» **What the task requires**
Word for word, restate every line of the listing that follows.
==== Data listing
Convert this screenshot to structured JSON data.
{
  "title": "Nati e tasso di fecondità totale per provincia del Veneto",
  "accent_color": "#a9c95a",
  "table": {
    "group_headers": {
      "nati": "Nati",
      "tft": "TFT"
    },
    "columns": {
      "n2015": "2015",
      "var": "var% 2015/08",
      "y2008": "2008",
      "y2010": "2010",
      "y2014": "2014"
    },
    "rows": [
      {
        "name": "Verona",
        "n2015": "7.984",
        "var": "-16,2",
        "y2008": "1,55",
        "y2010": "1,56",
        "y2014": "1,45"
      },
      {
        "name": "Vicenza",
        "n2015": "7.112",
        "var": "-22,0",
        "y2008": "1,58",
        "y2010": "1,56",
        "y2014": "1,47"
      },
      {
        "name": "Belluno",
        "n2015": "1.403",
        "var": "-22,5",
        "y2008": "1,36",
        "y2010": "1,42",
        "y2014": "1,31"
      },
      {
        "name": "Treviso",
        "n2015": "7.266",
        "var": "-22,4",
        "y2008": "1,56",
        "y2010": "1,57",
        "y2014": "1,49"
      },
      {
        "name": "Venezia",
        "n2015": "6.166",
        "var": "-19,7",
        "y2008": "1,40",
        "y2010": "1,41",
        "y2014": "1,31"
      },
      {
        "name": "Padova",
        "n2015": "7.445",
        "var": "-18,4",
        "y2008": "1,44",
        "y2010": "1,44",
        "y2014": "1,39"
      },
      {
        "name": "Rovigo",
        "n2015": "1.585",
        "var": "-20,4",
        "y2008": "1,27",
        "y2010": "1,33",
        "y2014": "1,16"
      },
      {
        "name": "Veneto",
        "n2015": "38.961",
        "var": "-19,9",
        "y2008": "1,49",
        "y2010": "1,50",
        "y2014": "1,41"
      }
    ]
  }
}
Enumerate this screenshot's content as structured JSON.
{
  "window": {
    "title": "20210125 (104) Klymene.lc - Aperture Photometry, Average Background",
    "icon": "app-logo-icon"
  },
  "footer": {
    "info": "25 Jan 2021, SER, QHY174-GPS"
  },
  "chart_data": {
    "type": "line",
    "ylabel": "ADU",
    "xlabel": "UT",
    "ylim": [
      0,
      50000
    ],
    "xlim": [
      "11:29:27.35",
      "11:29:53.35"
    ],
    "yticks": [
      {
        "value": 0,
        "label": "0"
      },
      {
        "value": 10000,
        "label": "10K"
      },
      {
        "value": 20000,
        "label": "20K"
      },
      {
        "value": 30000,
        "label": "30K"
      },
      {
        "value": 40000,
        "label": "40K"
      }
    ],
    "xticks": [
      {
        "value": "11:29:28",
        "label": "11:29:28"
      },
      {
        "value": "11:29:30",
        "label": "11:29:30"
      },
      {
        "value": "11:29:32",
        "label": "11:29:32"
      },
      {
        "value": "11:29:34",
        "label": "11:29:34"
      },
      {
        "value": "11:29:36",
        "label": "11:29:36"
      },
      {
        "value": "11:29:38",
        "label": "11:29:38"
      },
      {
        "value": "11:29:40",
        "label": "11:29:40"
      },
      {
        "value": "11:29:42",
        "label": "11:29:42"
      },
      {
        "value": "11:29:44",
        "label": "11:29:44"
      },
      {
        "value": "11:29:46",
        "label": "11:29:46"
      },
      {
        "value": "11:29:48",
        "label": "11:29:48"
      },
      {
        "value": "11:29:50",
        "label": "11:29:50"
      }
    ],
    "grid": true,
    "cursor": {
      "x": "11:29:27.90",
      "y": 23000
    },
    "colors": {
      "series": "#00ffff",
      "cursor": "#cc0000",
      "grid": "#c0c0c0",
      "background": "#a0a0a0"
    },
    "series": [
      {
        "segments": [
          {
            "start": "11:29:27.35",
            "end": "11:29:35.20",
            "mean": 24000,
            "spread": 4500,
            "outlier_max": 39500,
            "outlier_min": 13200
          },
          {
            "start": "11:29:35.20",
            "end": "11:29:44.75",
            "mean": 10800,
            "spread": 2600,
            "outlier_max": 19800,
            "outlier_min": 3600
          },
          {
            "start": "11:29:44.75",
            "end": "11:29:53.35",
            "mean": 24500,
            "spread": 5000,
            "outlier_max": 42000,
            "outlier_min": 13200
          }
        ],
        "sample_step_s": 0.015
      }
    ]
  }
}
========
» **Output for this task**
Convert this screenshot to structured JSON data.
{
  "title": "Nati e tasso di fecondità totale per provincia del Veneto",
  "accent_color": "#a9c95a",
  "table": {
    "group_headers": {
      "nati": "Nati",
      "tft": "TFT"
    },
    "columns": {
      "n2015": "2015",
      "var": "var% 2015/08",
      "y2008": "2008",
      "y2010": "2010",
      "y2014": "2014"
    },
    "rows": [
      {
        "name": "Verona",
        "n2015": "7.984",
        "var": "-16,2",
        "y2008": "1,55",
        "y2010": "1,56",
        "y2014": "1,45"
      },
      {
        "name": "Vicenza",
        "n2015": "7.112",
        "var": "-22,0",
        "y2008": "1,58",
        "y2010": "1,56",
        "y2014": "1,47"
      },
      {
        "name": "Belluno",
        "n2015": "1.403",
        "var": "-22,5",
        "y2008": "1,36",
        "y2010": "1,42",
        "y2014": "1,31"
      },
      {
        "name": "Treviso",
        "n2015": "7.266",
        "var": "-22,4",
        "y2008": "1,56",
        "y2010": "1,57",
        "y2014": "1,49"
      },
      {
        "name": "Venezia",
        "n2015": "6.166",
        "var": "-19,7",
        "y2008": "1,40",
        "y2010": "1,41",
        "y2014": "1,31"
      },
      {
        "name": "Padova",
        "n2015": "7.445",
        "var": "-18,4",
        "y2008": "1,44",
        "y2010": "1,44",
        "y2014": "1,39"
      },
      {
        "name": "Rovigo",
        "n2015": "1.585",
        "var": "-20,4",
        "y2008": "1,27",
        "y2010": "1,33",
        "y2014": "1,16"
      },
      {
        "name": "Veneto",
        "n2015": "38.961",
        "var": "-19,9",
        "y2008": "1,49",
        "y2010": "1,50",
        "y2014": "1,41"
      }
    ]
  }
}
Enumerate this screenshot's content as structured JSON.
{
  "window": {
    "title": "20210125 (104) Klymene.lc - Aperture Photometry, Average Background",
    "icon": "app-logo-icon"
  },
  "footer": {
    "info": "25 Jan 2021, SER, QHY174-GPS"
  },
  "chart_data": {
    "type": "line",
    "ylabel": "ADU",
    "xlabel": "UT",
    "ylim": [
      0,
      50000
    ],
    "xlim": [
      "11:29:27.35",
      "11:29:53.35"
    ],
    "yticks": [
      {
        "value": 0,
        "label": "0"
      },
      {
        "value": 10000,
        "label": "10K"
      },
      {
        "value": 20000,
        "label": "20K"
      },
      {
        "value": 30000,
        "label": "30K"
      },
      {
        "value": 40000,
        "label": "40K"
      }
    ],
    "xticks": [
      {
        "value": "11:29:28",
        "label": "11:29:28"
      },
      {
        "value": "11:29:30",
        "label": "11:29:30"
      },
      {
        "value": "11:29:32",
        "label": "11:29:32"
      },
      {
        "value": "11:29:34",
        "label": "11:29:34"
      },
      {
        "value": "11:29:36",
        "label": "11:29:36"
      },
      {
        "value": "11:29:38",
        "label": "11:29:38"
      },
      {
        "value": "11:29:40",
        "label": "11:29:40"
      },
      {
        "value": "11:29:42",
        "label": "11:29:42"
      },
      {
        "value": "11:29:44",
        "label": "11:29:44"
      },
      {
        "value": "11:29:46",
        "label": "11:29:46"
      },
      {
        "value": "11:29:48",
        "label": "11:29:48"
      },
      {
        "value": "11:29:50",
        "label": "11:29:50"
      }
    ],
    "grid": true,
    "cursor": {
      "x": "11:29:27.90",
      "y": 23000
    },
    "colors": {
      "series": "#00ffff",
      "cursor": "#cc0000",
      "grid": "#c0c0c0",
      "background": "#a0a0a0"
    },
    "series": [
      {
        "segments": [
          {
            "start": "11:29:27.35",
            "end": "11:29:35.20",
            "mean": 24000,
            "spread": 4500,
            "outlier_max": 39500,
            "outlier_min": 13200
          },
          {
            "start": "11:29:35.20",
            "end": "11:29:44.75",
            "mean": 10800,
            "spread": 2600,
            "outlier_max": 19800,
            "outlier_min": 3600
          },
          {
            "start": "11:29:44.75",
            "end": "11:29:53.35",
            "mean": 24500,
            "spread": 5000,
            "outlier_max": 42000,
            "outlier_min": 13200
          }
        ],
        "sample_step_s": 0.015
      }
    ]
  }
}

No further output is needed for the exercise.